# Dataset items

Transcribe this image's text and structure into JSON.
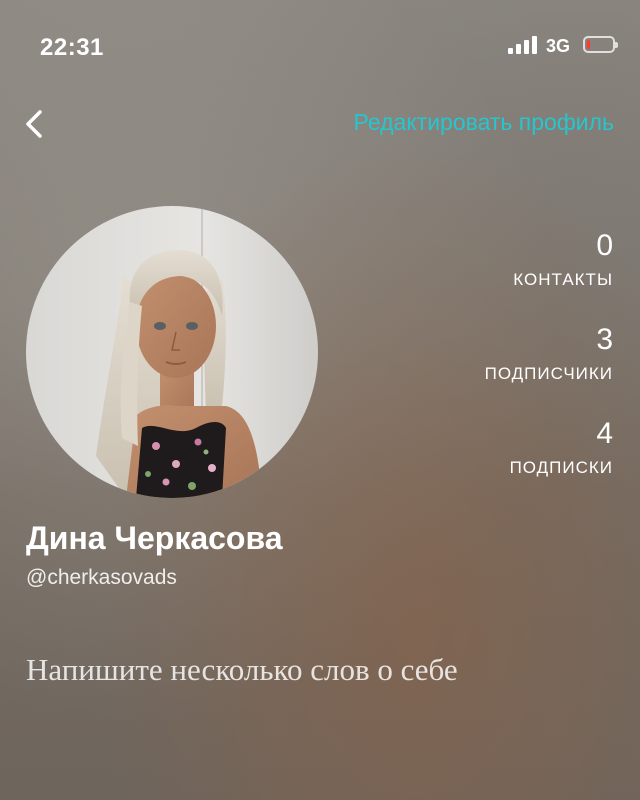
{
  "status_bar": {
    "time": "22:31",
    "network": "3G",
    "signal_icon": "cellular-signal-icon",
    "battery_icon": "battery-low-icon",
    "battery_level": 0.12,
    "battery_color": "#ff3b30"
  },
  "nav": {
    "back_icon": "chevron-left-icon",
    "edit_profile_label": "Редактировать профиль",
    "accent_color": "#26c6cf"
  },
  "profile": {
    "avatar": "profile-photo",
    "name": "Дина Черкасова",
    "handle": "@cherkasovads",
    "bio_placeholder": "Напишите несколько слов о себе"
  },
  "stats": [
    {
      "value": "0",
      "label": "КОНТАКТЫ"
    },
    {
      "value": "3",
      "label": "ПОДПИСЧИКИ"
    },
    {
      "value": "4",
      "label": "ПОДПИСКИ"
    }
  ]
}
...
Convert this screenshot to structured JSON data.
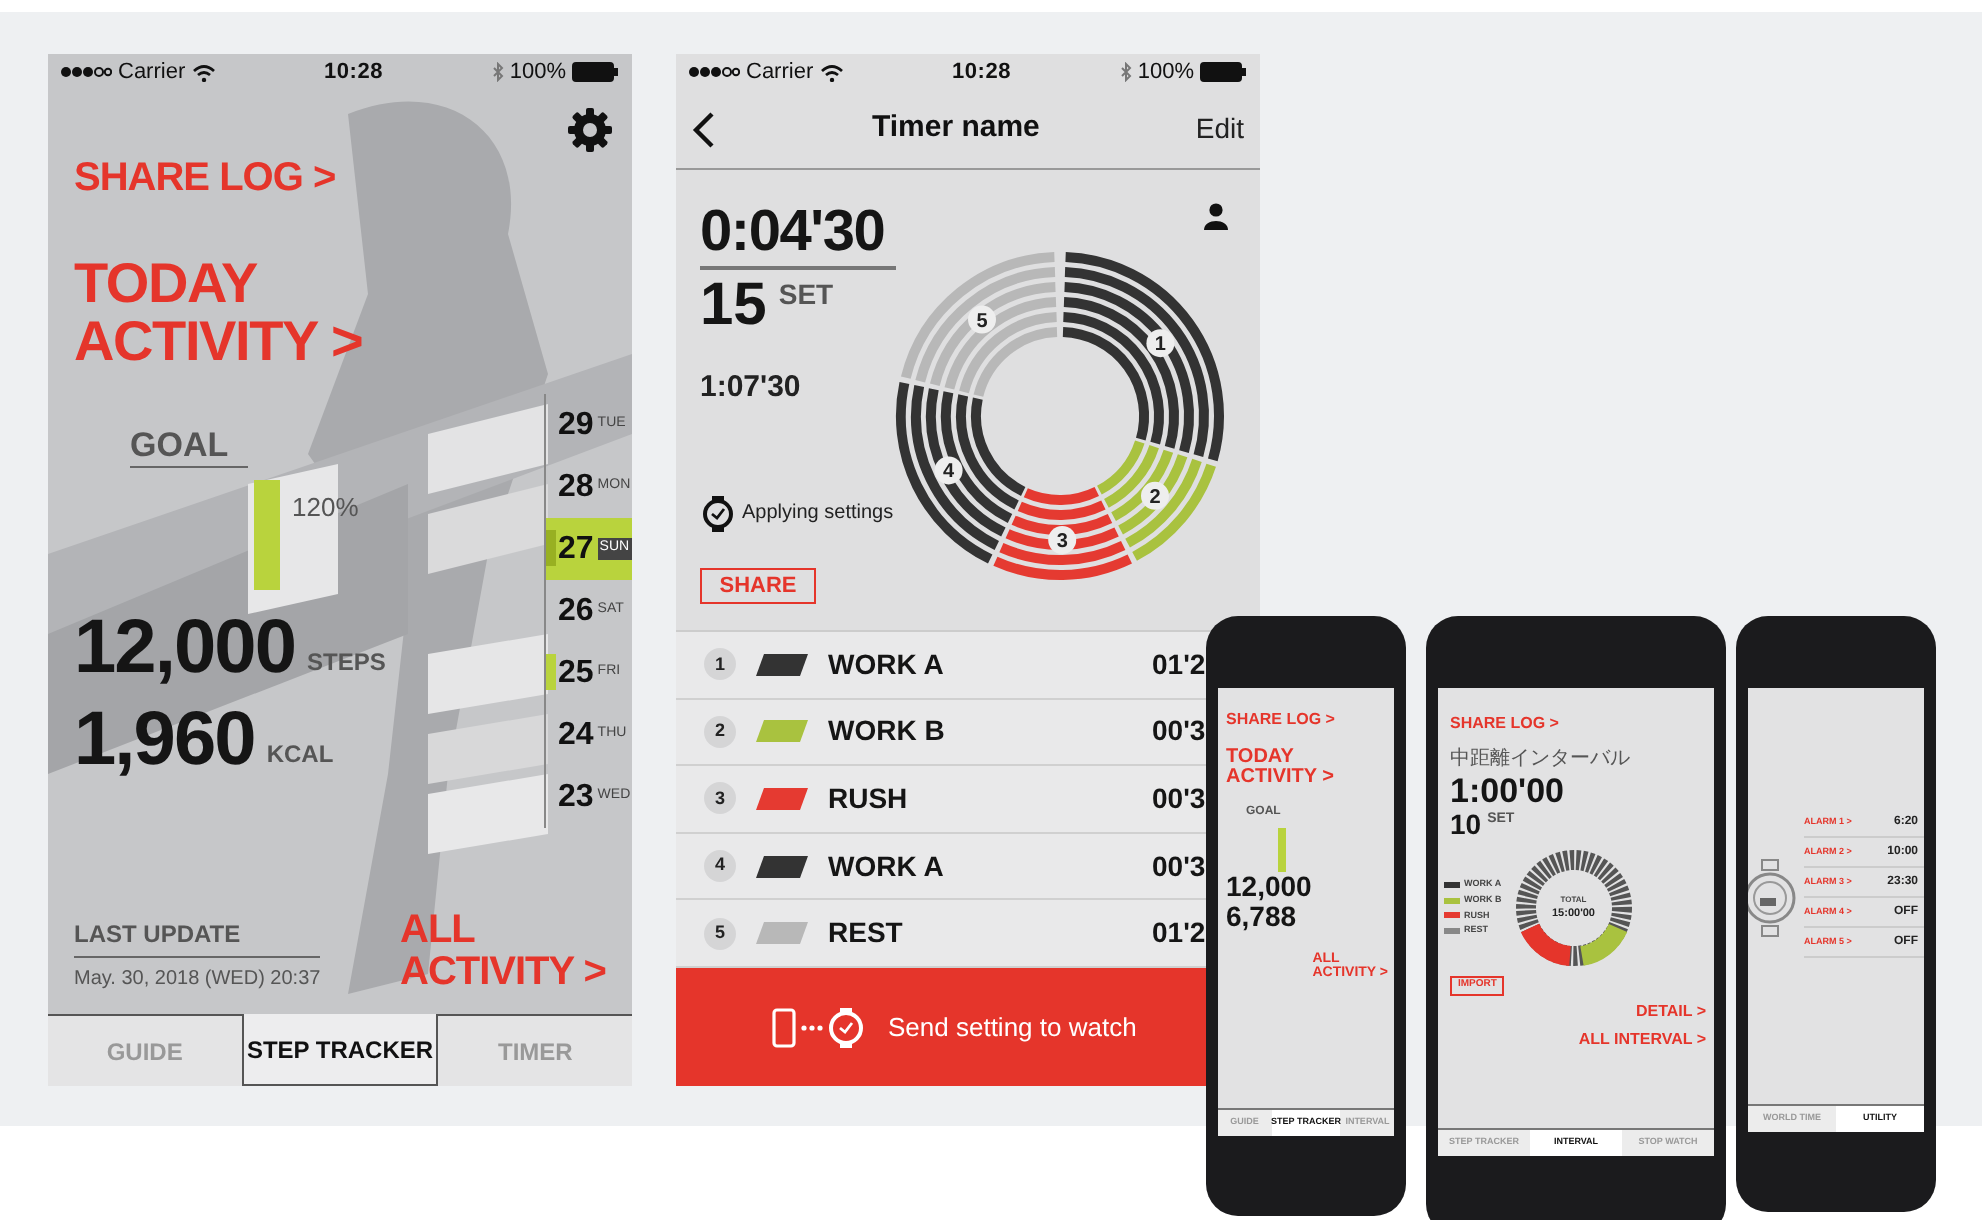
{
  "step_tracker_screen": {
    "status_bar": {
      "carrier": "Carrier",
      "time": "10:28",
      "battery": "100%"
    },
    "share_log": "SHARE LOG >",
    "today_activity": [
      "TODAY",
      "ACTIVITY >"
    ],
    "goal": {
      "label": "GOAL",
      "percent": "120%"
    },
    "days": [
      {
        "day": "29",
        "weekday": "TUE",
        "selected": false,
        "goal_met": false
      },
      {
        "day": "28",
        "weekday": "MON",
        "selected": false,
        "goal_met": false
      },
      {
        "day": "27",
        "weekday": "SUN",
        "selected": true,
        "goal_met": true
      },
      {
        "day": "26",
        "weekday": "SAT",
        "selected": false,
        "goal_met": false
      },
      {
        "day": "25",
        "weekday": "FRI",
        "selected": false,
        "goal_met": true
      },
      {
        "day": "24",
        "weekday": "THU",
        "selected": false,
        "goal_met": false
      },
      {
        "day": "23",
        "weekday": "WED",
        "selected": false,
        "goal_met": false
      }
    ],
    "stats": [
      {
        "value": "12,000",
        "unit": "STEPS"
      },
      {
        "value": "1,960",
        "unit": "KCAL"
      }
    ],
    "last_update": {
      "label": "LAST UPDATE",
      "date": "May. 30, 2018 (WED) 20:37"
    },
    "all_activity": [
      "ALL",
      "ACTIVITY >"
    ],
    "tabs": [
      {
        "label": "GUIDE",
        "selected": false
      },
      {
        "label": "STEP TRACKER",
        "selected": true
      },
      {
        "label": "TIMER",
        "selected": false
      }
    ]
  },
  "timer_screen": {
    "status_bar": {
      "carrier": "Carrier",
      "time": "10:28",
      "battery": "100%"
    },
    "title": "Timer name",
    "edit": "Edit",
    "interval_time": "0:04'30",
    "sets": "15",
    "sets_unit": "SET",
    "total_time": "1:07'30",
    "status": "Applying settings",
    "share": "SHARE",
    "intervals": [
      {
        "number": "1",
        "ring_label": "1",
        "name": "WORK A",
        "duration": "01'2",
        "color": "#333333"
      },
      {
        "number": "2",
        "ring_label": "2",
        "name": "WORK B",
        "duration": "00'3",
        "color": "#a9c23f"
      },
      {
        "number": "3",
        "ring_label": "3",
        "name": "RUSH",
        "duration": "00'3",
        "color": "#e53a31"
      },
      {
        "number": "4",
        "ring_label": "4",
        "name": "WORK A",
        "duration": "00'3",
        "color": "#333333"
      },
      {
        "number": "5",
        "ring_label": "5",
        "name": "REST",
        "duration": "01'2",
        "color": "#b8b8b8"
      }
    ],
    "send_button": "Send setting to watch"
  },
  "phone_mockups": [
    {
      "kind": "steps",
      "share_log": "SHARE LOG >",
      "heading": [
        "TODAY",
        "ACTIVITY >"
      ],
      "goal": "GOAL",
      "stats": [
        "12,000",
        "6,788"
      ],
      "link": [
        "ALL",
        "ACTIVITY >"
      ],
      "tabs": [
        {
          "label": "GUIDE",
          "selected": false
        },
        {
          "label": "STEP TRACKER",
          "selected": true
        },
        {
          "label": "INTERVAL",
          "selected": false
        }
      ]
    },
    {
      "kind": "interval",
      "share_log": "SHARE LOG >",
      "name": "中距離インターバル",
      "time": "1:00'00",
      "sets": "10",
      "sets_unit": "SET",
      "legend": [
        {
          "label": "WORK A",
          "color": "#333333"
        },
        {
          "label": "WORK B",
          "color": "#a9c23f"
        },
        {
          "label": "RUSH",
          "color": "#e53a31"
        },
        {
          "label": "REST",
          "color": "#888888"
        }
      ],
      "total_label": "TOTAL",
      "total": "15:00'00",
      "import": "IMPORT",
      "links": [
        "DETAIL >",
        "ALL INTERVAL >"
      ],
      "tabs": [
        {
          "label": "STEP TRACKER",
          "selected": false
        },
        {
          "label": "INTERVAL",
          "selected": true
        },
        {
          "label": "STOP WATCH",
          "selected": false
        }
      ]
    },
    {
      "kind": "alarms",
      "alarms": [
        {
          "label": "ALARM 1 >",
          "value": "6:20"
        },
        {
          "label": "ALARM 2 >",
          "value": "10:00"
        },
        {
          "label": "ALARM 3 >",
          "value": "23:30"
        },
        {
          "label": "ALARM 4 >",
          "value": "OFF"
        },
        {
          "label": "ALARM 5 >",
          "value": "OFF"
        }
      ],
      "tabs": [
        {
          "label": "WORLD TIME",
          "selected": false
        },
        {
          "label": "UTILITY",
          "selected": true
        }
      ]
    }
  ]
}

# Job
In the data above, how many lines contain the string "weekday"? Answer with the number only.

# Right answer
7